Retype the whole listing verbatim and keep the pictures out of it.

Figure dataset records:
——————————

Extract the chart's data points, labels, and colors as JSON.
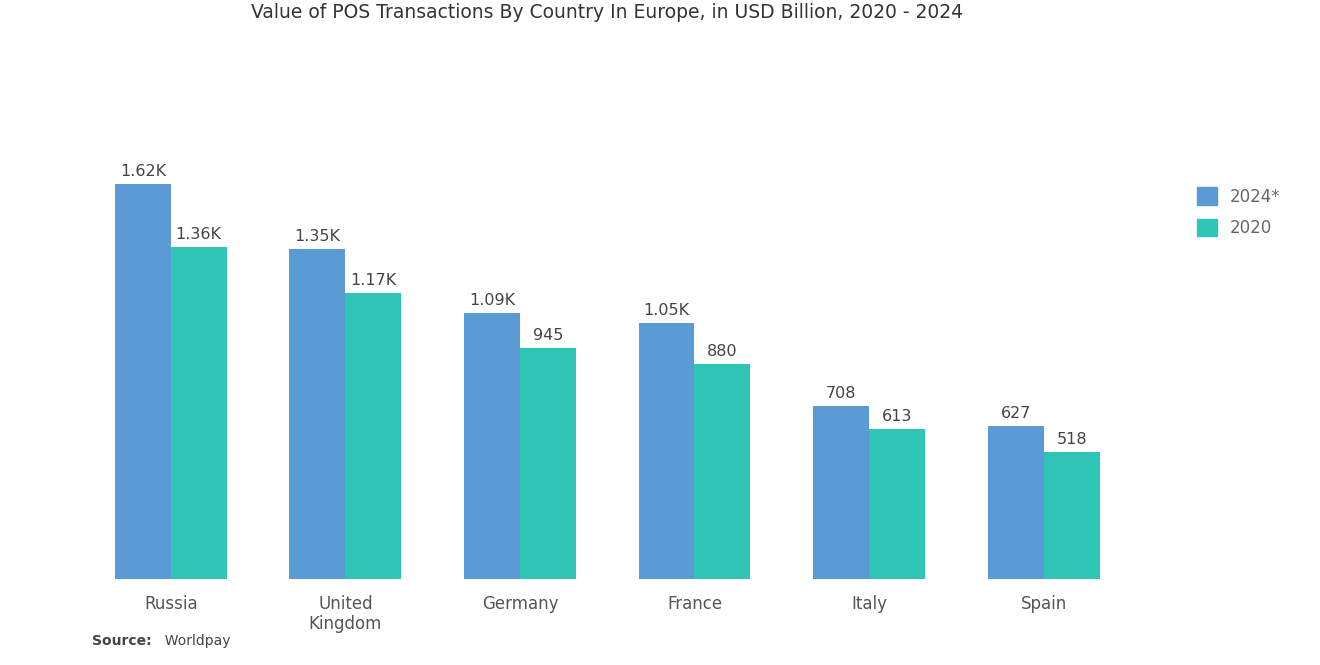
{
  "title": "Value of POS Transactions By Country In Europe, in USD Billion, 2020 - 2024",
  "categories": [
    "Russia",
    "United\nKingdom",
    "Germany",
    "France",
    "Italy",
    "Spain"
  ],
  "values_2024": [
    1620,
    1350,
    1090,
    1050,
    708,
    627
  ],
  "values_2020": [
    1360,
    1170,
    945,
    880,
    613,
    518
  ],
  "labels_2024": [
    "1.62K",
    "1.35K",
    "1.09K",
    "1.05K",
    "708",
    "627"
  ],
  "labels_2020": [
    "1.36K",
    "1.17K",
    "945",
    "880",
    "613",
    "518"
  ],
  "color_2024": "#5B9BD5",
  "color_2020": "#2EC4B6",
  "legend_labels": [
    "2024*",
    "2020"
  ],
  "source_bold": "Source:",
  "source_rest": "  Worldpay",
  "background_color": "#ffffff",
  "title_fontsize": 13.5,
  "label_fontsize": 11.5,
  "tick_fontsize": 12,
  "bar_width": 0.32,
  "ylim": [
    0,
    2100
  ]
}
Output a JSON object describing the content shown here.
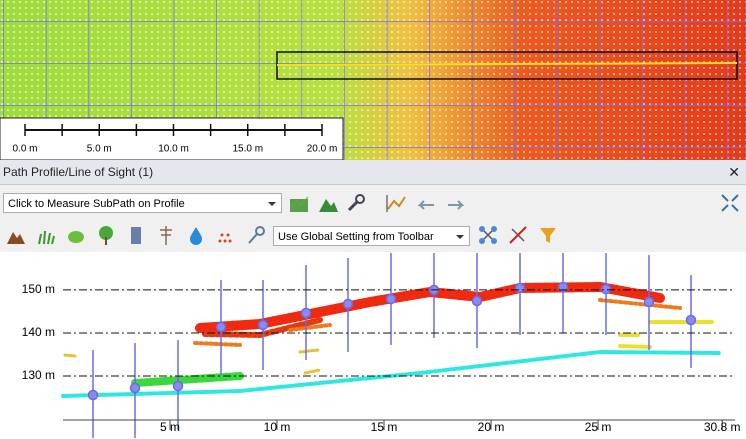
{
  "map": {
    "scale_bar": {
      "labels": [
        "0.0 m",
        "5.0 m",
        "10.0 m",
        "15.0 m",
        "20.0 m"
      ]
    }
  },
  "panel": {
    "title": "Path Profile/Line of Sight (1)"
  },
  "toolbar": {
    "measure_mode": "Click to Measure SubPath on Profile",
    "setting": "Use Global Setting from Toolbar"
  },
  "profile": {
    "xlim": [
      0,
      31.4
    ],
    "ylim": [
      119.8,
      157.4
    ],
    "xticks": [
      {
        "value": 5,
        "label": "5 m"
      },
      {
        "value": 10,
        "label": "10 m"
      },
      {
        "value": 15,
        "label": "15 m"
      },
      {
        "value": 20,
        "label": "20 m"
      },
      {
        "value": 25,
        "label": "25 m"
      },
      {
        "value": 30.8,
        "label": "30.8 m"
      }
    ],
    "yticks": [
      {
        "value": 130,
        "label": "130 m"
      },
      {
        "value": 140,
        "label": "140 m"
      },
      {
        "value": 150,
        "label": "150 m"
      }
    ],
    "grid": true
  }
}
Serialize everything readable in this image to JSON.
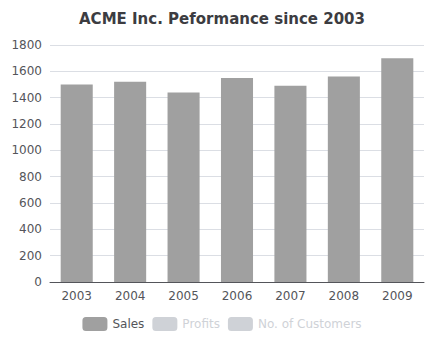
{
  "chart_data": {
    "type": "bar",
    "title": "ACME Inc. Peformance since 2003",
    "categories": [
      "2003",
      "2004",
      "2005",
      "2006",
      "2007",
      "2008",
      "2009"
    ],
    "series": [
      {
        "name": "Sales",
        "color": "#a0a0a0",
        "values": [
          1500,
          1520,
          1440,
          1550,
          1490,
          1560,
          1700
        ]
      },
      {
        "name": "Profits",
        "values": [
          null,
          null,
          null,
          null,
          null,
          null,
          null
        ]
      },
      {
        "name": "No. of Customers",
        "values": [
          null,
          null,
          null,
          null,
          null,
          null,
          null
        ]
      }
    ],
    "ylim": [
      0,
      1800
    ],
    "yticks": [
      0,
      200,
      400,
      600,
      800,
      1000,
      1200,
      1400,
      1600,
      1800
    ],
    "grid": true,
    "legend": "bottom"
  }
}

——————————

Reply
Extract the chart's data points, labels, and colors as JSON.
{
  "title": "Value of POS Transactions By Country In Europe, in USD Billion, 2020 - 2024",
  "categories": [
    "Russia",
    "United\nKingdom",
    "Germany",
    "France",
    "Italy",
    "Spain"
  ],
  "values_2024": [
    1620,
    1350,
    1090,
    1050,
    708,
    627
  ],
  "values_2020": [
    1360,
    1170,
    945,
    880,
    613,
    518
  ],
  "labels_2024": [
    "1.62K",
    "1.35K",
    "1.09K",
    "1.05K",
    "708",
    "627"
  ],
  "labels_2020": [
    "1.36K",
    "1.17K",
    "945",
    "880",
    "613",
    "518"
  ],
  "color_2024": "#5B9BD5",
  "color_2020": "#2EC4B6",
  "legend_labels": [
    "2024*",
    "2020"
  ],
  "source_bold": "Source:",
  "source_rest": "  Worldpay",
  "background_color": "#ffffff",
  "title_fontsize": 13.5,
  "label_fontsize": 11.5,
  "tick_fontsize": 12,
  "bar_width": 0.32,
  "ylim": [
    0,
    2100
  ]
}
Output a JSON object describing the content shown here.
{
  "map": {
    "scale_bar": {
      "labels": [
        "0.0 m",
        "5.0 m",
        "10.0 m",
        "15.0 m",
        "20.0 m"
      ]
    }
  },
  "panel": {
    "title": "Path Profile/Line of Sight (1)"
  },
  "toolbar": {
    "measure_mode": "Click to Measure SubPath on Profile",
    "setting": "Use Global Setting from Toolbar"
  },
  "profile": {
    "xlim": [
      0,
      31.4
    ],
    "ylim": [
      119.8,
      157.4
    ],
    "xticks": [
      {
        "value": 5,
        "label": "5 m"
      },
      {
        "value": 10,
        "label": "10 m"
      },
      {
        "value": 15,
        "label": "15 m"
      },
      {
        "value": 20,
        "label": "20 m"
      },
      {
        "value": 25,
        "label": "25 m"
      },
      {
        "value": 30.8,
        "label": "30.8 m"
      }
    ],
    "yticks": [
      {
        "value": 130,
        "label": "130 m"
      },
      {
        "value": 140,
        "label": "140 m"
      },
      {
        "value": 150,
        "label": "150 m"
      }
    ],
    "grid": true
  }
}
Serialize everything readable in this image to JSON.
{
  "chart_data": {
    "type": "bar",
    "title": "ACME Inc. Peformance since 2003",
    "categories": [
      "2003",
      "2004",
      "2005",
      "2006",
      "2007",
      "2008",
      "2009"
    ],
    "series": [
      {
        "name": "Sales",
        "color": "#a0a0a0",
        "values": [
          1500,
          1520,
          1440,
          1550,
          1490,
          1560,
          1700
        ]
      },
      {
        "name": "Profits",
        "values": [
          null,
          null,
          null,
          null,
          null,
          null,
          null
        ]
      },
      {
        "name": "No. of Customers",
        "values": [
          null,
          null,
          null,
          null,
          null,
          null,
          null
        ]
      }
    ],
    "ylim": [
      0,
      1800
    ],
    "yticks": [
      0,
      200,
      400,
      600,
      800,
      1000,
      1200,
      1400,
      1600,
      1800
    ],
    "grid": true,
    "legend": "bottom"
  }
}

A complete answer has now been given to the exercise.